◆ **TASK STATEMENT**
Pick out every line in the records that contains the string "annotation" and copy each one. Case counts.

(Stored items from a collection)
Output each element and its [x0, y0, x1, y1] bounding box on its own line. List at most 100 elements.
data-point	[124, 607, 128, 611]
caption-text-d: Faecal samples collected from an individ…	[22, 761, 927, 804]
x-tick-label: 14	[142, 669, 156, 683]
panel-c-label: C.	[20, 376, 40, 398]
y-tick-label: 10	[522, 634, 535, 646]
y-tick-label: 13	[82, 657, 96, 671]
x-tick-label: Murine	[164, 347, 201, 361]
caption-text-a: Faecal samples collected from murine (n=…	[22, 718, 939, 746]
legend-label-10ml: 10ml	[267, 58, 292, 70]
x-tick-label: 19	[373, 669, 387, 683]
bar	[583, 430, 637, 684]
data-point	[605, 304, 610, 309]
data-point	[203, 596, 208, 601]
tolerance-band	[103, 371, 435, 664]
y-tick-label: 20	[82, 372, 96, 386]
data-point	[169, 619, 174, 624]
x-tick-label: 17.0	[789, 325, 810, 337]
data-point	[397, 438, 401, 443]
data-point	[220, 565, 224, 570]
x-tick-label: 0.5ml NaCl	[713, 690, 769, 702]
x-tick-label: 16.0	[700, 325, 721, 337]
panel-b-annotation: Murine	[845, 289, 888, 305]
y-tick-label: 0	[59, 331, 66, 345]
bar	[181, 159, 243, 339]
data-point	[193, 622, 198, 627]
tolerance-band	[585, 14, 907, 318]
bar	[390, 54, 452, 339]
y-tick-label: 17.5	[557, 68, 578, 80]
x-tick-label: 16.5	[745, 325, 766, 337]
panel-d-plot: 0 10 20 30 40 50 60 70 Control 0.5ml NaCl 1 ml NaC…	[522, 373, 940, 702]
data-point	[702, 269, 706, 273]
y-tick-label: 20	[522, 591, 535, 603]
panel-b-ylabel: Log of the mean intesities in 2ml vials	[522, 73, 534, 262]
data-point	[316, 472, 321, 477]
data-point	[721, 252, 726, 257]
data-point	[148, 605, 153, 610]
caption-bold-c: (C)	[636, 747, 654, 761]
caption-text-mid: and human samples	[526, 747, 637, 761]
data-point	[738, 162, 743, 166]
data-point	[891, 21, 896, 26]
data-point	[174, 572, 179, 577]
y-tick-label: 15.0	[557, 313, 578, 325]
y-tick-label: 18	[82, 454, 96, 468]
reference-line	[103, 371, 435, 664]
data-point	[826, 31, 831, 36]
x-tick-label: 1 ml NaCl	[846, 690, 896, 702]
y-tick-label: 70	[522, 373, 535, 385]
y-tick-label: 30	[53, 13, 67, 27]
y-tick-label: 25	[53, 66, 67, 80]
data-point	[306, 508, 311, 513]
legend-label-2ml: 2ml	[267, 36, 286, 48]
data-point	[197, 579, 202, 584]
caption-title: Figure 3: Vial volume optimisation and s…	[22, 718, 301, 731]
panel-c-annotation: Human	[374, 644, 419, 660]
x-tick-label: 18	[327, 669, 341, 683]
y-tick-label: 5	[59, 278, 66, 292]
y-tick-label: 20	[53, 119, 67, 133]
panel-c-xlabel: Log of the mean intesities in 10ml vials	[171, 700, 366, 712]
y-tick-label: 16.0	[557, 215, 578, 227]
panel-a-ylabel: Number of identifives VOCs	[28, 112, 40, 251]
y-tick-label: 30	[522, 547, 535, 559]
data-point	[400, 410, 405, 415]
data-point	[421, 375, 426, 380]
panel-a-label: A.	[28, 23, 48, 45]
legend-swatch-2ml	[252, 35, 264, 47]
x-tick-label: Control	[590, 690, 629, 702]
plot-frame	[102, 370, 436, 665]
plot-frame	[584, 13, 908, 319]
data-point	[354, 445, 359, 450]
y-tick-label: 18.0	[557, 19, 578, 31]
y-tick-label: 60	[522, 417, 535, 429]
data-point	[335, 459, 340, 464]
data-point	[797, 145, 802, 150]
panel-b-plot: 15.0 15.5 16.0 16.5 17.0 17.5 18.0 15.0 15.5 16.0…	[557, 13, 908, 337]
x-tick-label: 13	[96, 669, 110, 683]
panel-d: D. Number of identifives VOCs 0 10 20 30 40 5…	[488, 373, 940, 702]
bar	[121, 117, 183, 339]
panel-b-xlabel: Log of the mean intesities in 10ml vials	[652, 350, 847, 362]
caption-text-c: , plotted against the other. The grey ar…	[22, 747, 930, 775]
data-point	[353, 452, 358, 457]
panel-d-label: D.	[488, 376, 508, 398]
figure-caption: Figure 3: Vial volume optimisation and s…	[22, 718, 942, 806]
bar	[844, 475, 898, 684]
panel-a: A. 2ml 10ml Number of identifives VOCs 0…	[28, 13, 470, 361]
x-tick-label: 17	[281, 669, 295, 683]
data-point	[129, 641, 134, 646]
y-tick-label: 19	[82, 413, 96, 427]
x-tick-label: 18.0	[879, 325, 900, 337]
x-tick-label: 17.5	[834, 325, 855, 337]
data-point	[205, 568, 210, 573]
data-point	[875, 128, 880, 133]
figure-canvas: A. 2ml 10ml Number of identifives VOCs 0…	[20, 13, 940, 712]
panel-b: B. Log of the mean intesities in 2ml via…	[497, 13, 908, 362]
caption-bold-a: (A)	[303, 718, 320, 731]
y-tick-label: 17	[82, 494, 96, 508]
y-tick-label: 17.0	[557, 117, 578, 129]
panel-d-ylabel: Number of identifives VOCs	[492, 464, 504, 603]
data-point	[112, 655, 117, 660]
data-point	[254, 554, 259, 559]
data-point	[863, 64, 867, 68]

◆ **REPLY**
panel-b-annotation: Murine	[845, 289, 888, 305]
panel-c-annotation: Human	[374, 644, 419, 660]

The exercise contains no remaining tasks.